» Problem to work on: Your task is to transcribe all of the data below exactly, omitting the images.

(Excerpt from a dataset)
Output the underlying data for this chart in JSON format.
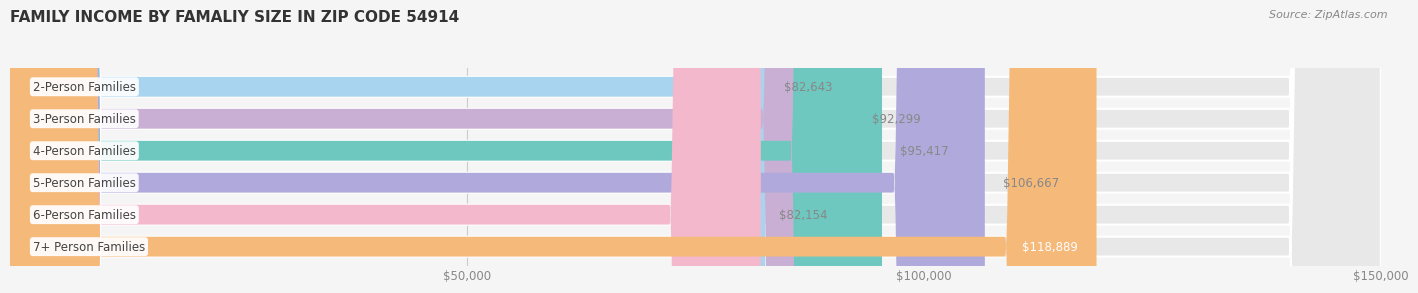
{
  "title": "FAMILY INCOME BY FAMALIY SIZE IN ZIP CODE 54914",
  "source": "Source: ZipAtlas.com",
  "categories": [
    "2-Person Families",
    "3-Person Families",
    "4-Person Families",
    "5-Person Families",
    "6-Person Families",
    "7+ Person Families"
  ],
  "values": [
    82643,
    92299,
    95417,
    106667,
    82154,
    118889
  ],
  "bar_colors": [
    "#a8d4f0",
    "#c9afd4",
    "#6ec8c0",
    "#b0aadc",
    "#f4b8cc",
    "#f5b97a"
  ],
  "value_labels": [
    "$82,643",
    "$92,299",
    "$95,417",
    "$106,667",
    "$82,154",
    "$118,889"
  ],
  "value_label_inside": [
    false,
    false,
    false,
    false,
    false,
    true
  ],
  "xlim": [
    0,
    150000
  ],
  "xticks": [
    50000,
    100000,
    150000
  ],
  "xtick_labels": [
    "$50,000",
    "$100,000",
    "$150,000"
  ],
  "bg_color": "#f5f5f5",
  "bar_bg_color": "#e8e8e8",
  "title_fontsize": 11,
  "bar_height": 0.62,
  "label_fontsize": 8.5,
  "value_fontsize": 8.5
}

» Output of the exercise:
Output the underlying data for this chart in JSON format.
{
  "title": "FAMILY INCOME BY FAMALIY SIZE IN ZIP CODE 54914",
  "source": "Source: ZipAtlas.com",
  "categories": [
    "2-Person Families",
    "3-Person Families",
    "4-Person Families",
    "5-Person Families",
    "6-Person Families",
    "7+ Person Families"
  ],
  "values": [
    82643,
    92299,
    95417,
    106667,
    82154,
    118889
  ],
  "bar_colors": [
    "#a8d4f0",
    "#c9afd4",
    "#6ec8c0",
    "#b0aadc",
    "#f4b8cc",
    "#f5b97a"
  ],
  "value_labels": [
    "$82,643",
    "$92,299",
    "$95,417",
    "$106,667",
    "$82,154",
    "$118,889"
  ],
  "value_label_inside": [
    false,
    false,
    false,
    false,
    false,
    true
  ],
  "xlim": [
    0,
    150000
  ],
  "xticks": [
    50000,
    100000,
    150000
  ],
  "xtick_labels": [
    "$50,000",
    "$100,000",
    "$150,000"
  ],
  "bg_color": "#f5f5f5",
  "bar_bg_color": "#e8e8e8",
  "title_fontsize": 11,
  "bar_height": 0.62,
  "label_fontsize": 8.5,
  "value_fontsize": 8.5
}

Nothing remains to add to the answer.